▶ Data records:
* Start *
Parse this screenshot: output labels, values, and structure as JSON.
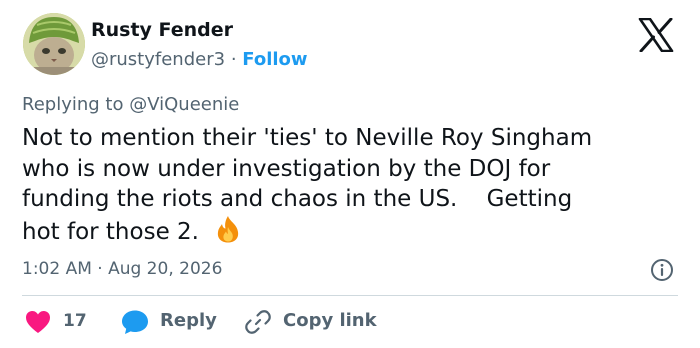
{
  "author": {
    "name": "Rusty Fender",
    "handle": "@rustyfender3",
    "separator": "·",
    "follow_label": "Follow"
  },
  "replying": {
    "prefix": "Replying to",
    "handle": "@ViQueenie"
  },
  "tweet": {
    "lines": [
      "Not to mention their 'ties' to Neville Roy Singham",
      "who is now under investigation by the DOJ for",
      "funding the riots and chaos in the US.    Getting",
      "hot for those 2."
    ],
    "emoji": "fire-icon",
    "timestamp": "1:02 AM · Aug 20, 2026"
  },
  "actions": {
    "like_count": "17",
    "reply_label": "Reply",
    "copy_label": "Copy link"
  },
  "colors": {
    "text": "#0f1419",
    "muted": "#536471",
    "accent": "#1d9bf0",
    "like": "#f91880",
    "divider": "#cfd9de"
  },
  "icons": {
    "logo": "x-logo-icon",
    "info": "info-icon",
    "like": "heart-icon",
    "reply": "reply-bubble-icon",
    "copy": "link-icon"
  }
}
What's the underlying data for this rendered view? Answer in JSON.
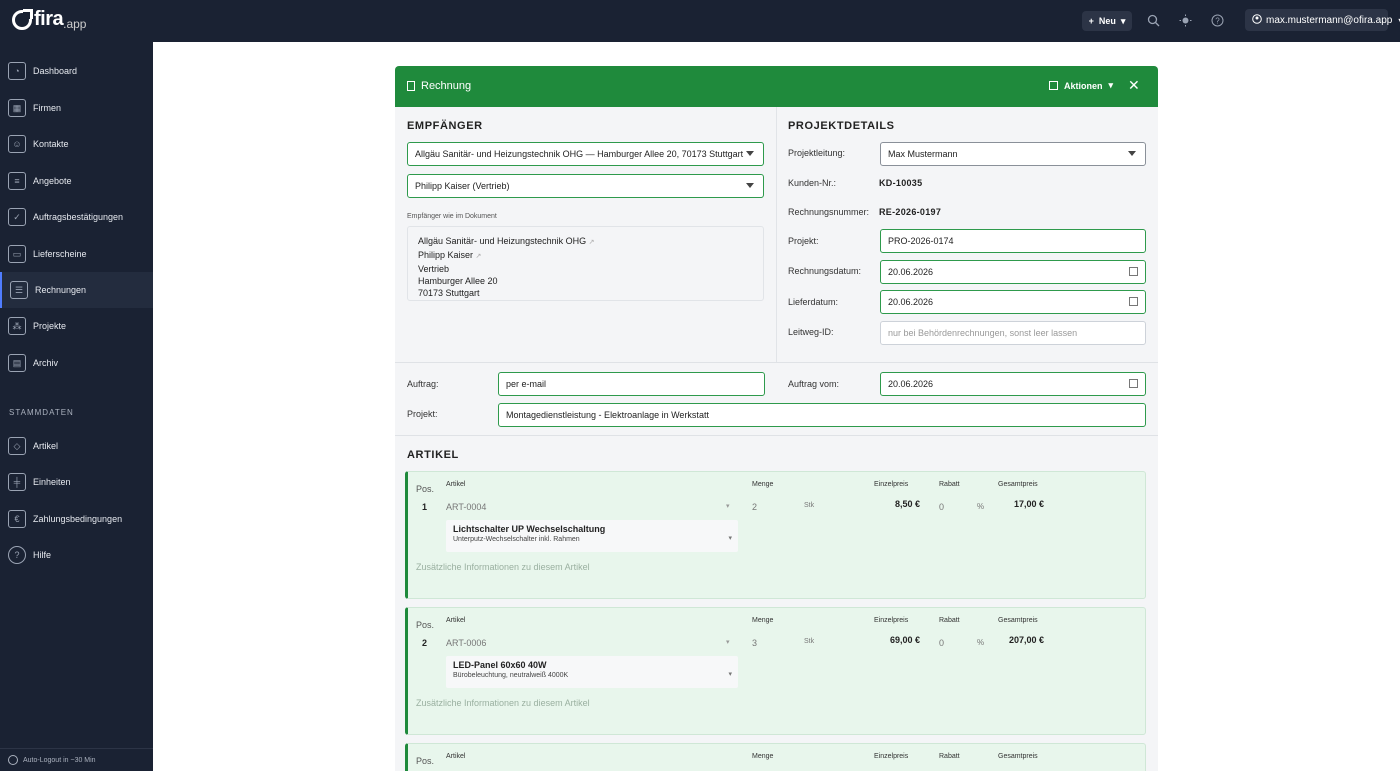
{
  "brand": {
    "name": "fira",
    "tld": ".app"
  },
  "topbar": {
    "new_label": "Neu",
    "search_icon": "search-icon",
    "theme_icon": "sun-icon",
    "help_icon": "help-icon",
    "user_email": "max.mustermann@ofira.app"
  },
  "sidebar": {
    "items": [
      {
        "label": "Dashboard",
        "icon": "dashboard-icon"
      },
      {
        "label": "Firmen",
        "icon": "building-icon"
      },
      {
        "label": "Kontakte",
        "icon": "contacts-icon"
      },
      {
        "label": "Angebote",
        "icon": "document-icon"
      },
      {
        "label": "Auftragsbestätigungen",
        "icon": "document-check-icon"
      },
      {
        "label": "Lieferscheine",
        "icon": "truck-icon"
      },
      {
        "label": "Rechnungen",
        "icon": "invoice-icon",
        "active": true
      },
      {
        "label": "Projekte",
        "icon": "projects-icon"
      },
      {
        "label": "Archiv",
        "icon": "archive-icon"
      }
    ],
    "section_label": "STAMMDATEN",
    "master_items": [
      {
        "label": "Artikel",
        "icon": "box-icon"
      },
      {
        "label": "Einheiten",
        "icon": "ruler-icon"
      },
      {
        "label": "Zahlungsbedingungen",
        "icon": "payment-icon"
      },
      {
        "label": "Hilfe",
        "icon": "help-icon"
      }
    ],
    "footer": "Auto-Logout in ~30 Min"
  },
  "card": {
    "title": "Rechnung",
    "actions_label": "Aktionen",
    "close_icon": "close-icon",
    "header_color": "#1f8a3c"
  },
  "recipient": {
    "section_title": "EMPFÄNGER",
    "company_select": "Allgäu Sanitär- und Heizungstechnik OHG — Hamburger Allee 20, 70173 Stuttgart",
    "contact_select": "Philipp Kaiser (Vertrieb)",
    "address_label": "Empfänger wie im Dokument",
    "address_lines": {
      "company": "Allgäu Sanitär- und Heizungstechnik OHG",
      "person": "Philipp Kaiser",
      "department": "Vertrieb",
      "street": "Hamburger Allee 20",
      "city": "70173 Stuttgart"
    }
  },
  "project": {
    "section_title": "PROJEKTDETAILS",
    "lead_label": "Projektleitung:",
    "lead_value": "Max Mustermann",
    "customer_no_label": "Kunden-Nr.:",
    "customer_no_value": "KD-10035",
    "invoice_no_label": "Rechnungsnummer:",
    "invoice_no_value": "RE-2026-0197",
    "project_label": "Projekt:",
    "project_value": "PRO-2026-0174",
    "invoice_date_label": "Rechnungsdatum:",
    "invoice_date_value": "20.06.2026",
    "delivery_date_label": "Lieferdatum:",
    "delivery_date_value": "20.06.2026",
    "route_id_label": "Leitweg-ID:",
    "route_id_placeholder": "nur bei Behördenrechnungen, sonst leer lassen"
  },
  "order": {
    "order_label": "Auftrag:",
    "order_value": "per e-mail",
    "order_date_label": "Auftrag vom:",
    "order_date_value": "20.06.2026",
    "project_label": "Projekt:",
    "project_value": "Montagedienstleistung - Elektroanlage in Werkstatt"
  },
  "articles": {
    "section_title": "ARTIKEL",
    "col_pos": "Pos.",
    "col_article": "Artikel",
    "col_qty": "Menge",
    "col_unit_price": "Einzelpreis",
    "col_discount": "Rabatt",
    "col_total": "Gesamtpreis",
    "extra_placeholder": "Zusätzliche Informationen zu diesem Artikel",
    "items": [
      {
        "pos": "1",
        "article": "ART-0004",
        "qty": "2",
        "unit": "Stk",
        "unit_price": "8,50 €",
        "discount": "0",
        "discount_unit": "%",
        "total": "17,00 €",
        "name": "Lichtschalter UP Wechselschaltung",
        "description": "Unterputz-Wechselschalter inkl. Rahmen"
      },
      {
        "pos": "2",
        "article": "ART-0006",
        "qty": "3",
        "unit": "Stk",
        "unit_price": "69,00 €",
        "discount": "0",
        "discount_unit": "%",
        "total": "207,00 €",
        "name": "LED-Panel 60x60 40W",
        "description": "Bürobeleuchtung, neutralweiß 4000K"
      }
    ]
  }
}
* End *
▶ WHAT YOU NEED TO DO: What number of lines in the records contain the word "Allgäu"? Answer with that number alone.

▶ THE SOLUTION: 2